▸ **REQUIRED WORK**
Write out every line from the one containing "Localize all elements." down to the one containing "kit-heading: KIT <box>353 553 417 599</box>", keeping each line unchanged.

-- start GIVEN DATA --

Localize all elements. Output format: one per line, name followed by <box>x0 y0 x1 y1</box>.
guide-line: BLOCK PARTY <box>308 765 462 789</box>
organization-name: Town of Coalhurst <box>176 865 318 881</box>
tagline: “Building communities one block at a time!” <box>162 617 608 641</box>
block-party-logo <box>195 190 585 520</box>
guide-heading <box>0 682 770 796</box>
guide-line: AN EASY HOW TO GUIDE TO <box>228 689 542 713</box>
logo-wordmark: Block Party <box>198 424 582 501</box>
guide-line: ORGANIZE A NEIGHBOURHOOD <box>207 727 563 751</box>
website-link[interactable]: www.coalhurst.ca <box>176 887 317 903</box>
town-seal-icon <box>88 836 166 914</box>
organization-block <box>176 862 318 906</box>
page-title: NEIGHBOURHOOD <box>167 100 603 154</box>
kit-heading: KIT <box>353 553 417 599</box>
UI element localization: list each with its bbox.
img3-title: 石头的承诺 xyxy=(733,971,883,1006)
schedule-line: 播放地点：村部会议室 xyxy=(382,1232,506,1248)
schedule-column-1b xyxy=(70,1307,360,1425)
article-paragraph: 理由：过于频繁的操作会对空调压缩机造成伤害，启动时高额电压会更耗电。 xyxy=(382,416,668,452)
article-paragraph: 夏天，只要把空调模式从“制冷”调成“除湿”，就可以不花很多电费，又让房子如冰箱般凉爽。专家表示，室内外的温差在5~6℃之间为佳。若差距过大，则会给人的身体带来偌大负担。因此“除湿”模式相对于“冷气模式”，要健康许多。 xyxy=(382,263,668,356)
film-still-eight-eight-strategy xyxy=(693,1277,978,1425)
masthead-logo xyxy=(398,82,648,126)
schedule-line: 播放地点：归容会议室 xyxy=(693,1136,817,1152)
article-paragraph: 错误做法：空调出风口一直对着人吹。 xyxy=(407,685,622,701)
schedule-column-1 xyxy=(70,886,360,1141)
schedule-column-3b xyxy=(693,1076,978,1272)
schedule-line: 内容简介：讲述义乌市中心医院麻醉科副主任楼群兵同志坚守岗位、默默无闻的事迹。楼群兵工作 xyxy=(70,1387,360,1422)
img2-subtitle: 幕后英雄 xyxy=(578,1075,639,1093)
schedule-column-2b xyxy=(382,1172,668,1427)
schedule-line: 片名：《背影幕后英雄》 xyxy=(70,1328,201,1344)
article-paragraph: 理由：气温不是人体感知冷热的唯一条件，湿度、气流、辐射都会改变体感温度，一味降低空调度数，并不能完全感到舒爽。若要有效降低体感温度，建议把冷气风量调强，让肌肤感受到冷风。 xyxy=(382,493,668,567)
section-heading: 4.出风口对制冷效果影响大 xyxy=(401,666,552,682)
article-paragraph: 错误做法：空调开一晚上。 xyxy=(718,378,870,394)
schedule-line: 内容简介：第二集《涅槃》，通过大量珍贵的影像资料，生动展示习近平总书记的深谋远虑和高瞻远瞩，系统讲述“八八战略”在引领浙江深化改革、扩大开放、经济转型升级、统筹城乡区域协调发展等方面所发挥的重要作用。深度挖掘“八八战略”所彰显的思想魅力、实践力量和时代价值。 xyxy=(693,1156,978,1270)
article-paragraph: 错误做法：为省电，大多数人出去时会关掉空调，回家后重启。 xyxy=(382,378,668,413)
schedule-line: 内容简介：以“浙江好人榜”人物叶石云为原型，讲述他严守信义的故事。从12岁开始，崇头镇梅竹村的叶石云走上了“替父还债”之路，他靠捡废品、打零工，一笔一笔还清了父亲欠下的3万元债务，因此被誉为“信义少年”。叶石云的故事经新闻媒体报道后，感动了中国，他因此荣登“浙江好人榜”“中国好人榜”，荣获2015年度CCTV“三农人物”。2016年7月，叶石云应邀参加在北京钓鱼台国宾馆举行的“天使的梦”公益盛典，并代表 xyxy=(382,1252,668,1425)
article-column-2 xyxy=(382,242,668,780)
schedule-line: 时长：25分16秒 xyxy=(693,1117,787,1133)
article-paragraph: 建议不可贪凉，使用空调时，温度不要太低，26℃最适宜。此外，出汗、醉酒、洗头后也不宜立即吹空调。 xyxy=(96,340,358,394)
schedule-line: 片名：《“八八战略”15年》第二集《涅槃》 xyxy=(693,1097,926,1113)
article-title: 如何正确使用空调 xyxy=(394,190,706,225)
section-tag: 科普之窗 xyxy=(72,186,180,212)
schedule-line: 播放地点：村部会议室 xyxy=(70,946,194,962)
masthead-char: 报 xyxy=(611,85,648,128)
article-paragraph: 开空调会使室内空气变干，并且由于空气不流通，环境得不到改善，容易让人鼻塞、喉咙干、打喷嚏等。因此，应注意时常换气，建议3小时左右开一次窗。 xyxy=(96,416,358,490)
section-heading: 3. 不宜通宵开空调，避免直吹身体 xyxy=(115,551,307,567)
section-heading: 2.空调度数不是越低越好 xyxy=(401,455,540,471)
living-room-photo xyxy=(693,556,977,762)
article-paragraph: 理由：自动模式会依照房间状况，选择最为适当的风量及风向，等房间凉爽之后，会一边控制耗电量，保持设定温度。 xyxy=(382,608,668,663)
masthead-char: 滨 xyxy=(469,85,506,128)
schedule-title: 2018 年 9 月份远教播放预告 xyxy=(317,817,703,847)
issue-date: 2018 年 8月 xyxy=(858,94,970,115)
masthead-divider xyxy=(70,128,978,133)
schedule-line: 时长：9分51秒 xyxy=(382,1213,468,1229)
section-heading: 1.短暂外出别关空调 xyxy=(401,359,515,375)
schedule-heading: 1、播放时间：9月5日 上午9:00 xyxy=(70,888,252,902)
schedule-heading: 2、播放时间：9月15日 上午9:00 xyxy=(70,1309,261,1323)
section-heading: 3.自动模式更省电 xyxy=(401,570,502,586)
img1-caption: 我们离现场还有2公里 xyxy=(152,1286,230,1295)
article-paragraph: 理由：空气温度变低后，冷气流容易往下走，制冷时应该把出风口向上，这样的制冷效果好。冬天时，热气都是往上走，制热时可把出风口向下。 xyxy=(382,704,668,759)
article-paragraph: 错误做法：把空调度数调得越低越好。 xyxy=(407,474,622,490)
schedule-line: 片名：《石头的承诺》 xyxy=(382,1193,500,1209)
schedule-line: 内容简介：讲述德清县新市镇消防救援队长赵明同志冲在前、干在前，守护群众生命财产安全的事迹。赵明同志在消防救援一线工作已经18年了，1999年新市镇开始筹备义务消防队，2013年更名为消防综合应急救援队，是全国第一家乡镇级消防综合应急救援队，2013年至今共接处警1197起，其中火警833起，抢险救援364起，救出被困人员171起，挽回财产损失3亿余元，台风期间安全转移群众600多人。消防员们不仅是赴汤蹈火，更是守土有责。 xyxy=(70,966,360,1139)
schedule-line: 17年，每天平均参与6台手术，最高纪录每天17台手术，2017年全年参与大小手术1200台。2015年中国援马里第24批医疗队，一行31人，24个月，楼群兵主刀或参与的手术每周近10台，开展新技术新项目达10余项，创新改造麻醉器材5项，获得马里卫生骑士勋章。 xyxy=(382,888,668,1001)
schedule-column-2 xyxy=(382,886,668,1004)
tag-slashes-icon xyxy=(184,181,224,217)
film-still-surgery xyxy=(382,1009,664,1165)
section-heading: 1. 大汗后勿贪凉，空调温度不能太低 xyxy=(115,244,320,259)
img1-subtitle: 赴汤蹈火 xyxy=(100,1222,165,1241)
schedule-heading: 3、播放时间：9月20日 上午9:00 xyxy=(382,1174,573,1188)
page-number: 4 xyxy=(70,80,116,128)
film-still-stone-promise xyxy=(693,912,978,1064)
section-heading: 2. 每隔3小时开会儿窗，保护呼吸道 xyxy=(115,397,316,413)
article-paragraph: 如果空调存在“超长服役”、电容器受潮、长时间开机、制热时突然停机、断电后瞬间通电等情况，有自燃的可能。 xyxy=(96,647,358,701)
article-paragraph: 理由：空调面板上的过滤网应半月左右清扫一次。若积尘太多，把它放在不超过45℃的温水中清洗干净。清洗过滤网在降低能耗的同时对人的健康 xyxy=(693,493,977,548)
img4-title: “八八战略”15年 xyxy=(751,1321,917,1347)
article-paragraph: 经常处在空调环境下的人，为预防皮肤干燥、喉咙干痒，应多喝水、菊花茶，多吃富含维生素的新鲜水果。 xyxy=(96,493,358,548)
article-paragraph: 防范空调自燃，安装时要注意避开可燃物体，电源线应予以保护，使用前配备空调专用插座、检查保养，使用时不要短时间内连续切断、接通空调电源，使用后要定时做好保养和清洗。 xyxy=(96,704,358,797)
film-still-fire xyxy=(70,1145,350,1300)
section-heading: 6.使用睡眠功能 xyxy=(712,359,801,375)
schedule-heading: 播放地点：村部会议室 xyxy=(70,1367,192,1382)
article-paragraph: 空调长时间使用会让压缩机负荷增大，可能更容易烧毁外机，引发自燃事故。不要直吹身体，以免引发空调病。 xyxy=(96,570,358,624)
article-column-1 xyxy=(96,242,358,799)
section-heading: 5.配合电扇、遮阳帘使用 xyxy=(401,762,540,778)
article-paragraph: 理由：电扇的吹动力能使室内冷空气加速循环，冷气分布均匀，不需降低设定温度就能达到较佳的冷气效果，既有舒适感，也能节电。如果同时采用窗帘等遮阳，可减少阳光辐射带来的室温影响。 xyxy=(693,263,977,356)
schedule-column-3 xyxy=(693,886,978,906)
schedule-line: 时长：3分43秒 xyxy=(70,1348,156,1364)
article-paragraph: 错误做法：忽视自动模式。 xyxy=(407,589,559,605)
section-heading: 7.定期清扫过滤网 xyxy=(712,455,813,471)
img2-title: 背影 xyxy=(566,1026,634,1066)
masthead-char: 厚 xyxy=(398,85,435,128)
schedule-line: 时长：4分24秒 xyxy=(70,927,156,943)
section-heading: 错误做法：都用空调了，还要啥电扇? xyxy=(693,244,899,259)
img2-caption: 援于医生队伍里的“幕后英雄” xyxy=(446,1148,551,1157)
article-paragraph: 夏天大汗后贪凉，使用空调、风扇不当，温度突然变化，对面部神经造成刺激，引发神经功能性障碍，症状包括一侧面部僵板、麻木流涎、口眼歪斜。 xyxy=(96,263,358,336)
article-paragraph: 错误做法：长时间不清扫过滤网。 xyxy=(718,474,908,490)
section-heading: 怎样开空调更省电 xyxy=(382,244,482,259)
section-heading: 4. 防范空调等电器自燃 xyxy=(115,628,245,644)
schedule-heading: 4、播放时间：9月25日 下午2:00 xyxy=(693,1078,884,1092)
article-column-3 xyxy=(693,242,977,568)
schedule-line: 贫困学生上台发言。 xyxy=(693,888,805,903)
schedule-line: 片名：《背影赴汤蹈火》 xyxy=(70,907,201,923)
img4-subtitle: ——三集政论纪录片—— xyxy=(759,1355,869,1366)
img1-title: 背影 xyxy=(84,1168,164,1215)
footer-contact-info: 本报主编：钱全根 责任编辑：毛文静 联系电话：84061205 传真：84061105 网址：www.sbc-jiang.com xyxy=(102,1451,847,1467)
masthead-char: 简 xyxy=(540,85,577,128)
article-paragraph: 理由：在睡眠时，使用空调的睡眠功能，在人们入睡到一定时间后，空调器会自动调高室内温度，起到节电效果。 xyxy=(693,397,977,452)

-- end GIVEN DATA --
-- start GIVEN DATA --

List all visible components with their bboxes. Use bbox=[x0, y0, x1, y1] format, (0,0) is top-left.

-- end GIVEN DATA --

▸ **SOLUTION FOR THIS PROBLEM**
Localize all elements. Output format: one per line, name followed by <box>x0 y0 x1 y1</box>.
guide-line: BLOCK PARTY <box>308 765 462 789</box>
organization-name: Town of Coalhurst <box>176 865 318 881</box>
tagline: “Building communities one block at a time!” <box>162 617 608 641</box>
block-party-logo <box>195 190 585 520</box>
guide-heading <box>0 682 770 796</box>
guide-line: AN EASY HOW TO GUIDE TO <box>228 689 542 713</box>
logo-wordmark: Block Party <box>198 424 582 501</box>
guide-line: ORGANIZE A NEIGHBOURHOOD <box>207 727 563 751</box>
website-link[interactable]: www.coalhurst.ca <box>176 887 317 903</box>
town-seal-icon <box>88 836 166 914</box>
organization-block <box>176 862 318 906</box>
page-title: NEIGHBOURHOOD <box>167 100 603 154</box>
kit-heading: KIT <box>353 553 417 599</box>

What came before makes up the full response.